BRIEF: Return a copy of every line in the records that includes the word "Equal".

Records from a data collection:
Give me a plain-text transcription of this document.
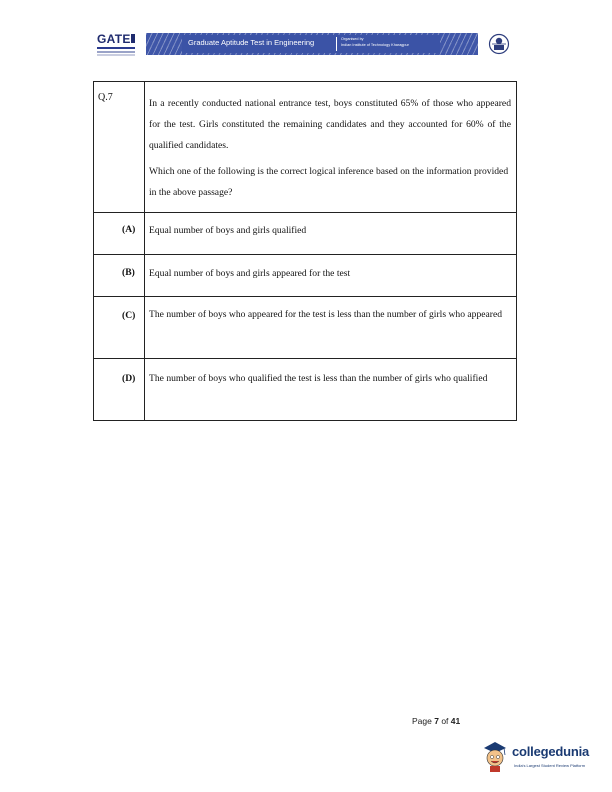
GATE	Graduate Aptitude Test in Engineering	Organised by
Indian Institute of Technology Kharagpur
Q.7
In a recently conducted national entrance test, boys constituted 65% of those who appeared for the test. Girls constituted the remaining candidates and they accounted for 60% of the qualified candidates.
Which one of the following is the correct logical inference based on the information provided in the above passage?
(A) Equal number of boys and girls qualified
(B) Equal number of boys and girls appeared for the test
(C) The number of boys who appeared for the test is less than the number of girls who appeared
(D) The number of boys who qualified the test is less than the number of girls who qualified
Page 7 of 41
collegedunia
India's Largest Student Review Platform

SOLUTION:
(A) Equal number of boys and girls qualified
(B) Equal number of boys and girls appeared for the test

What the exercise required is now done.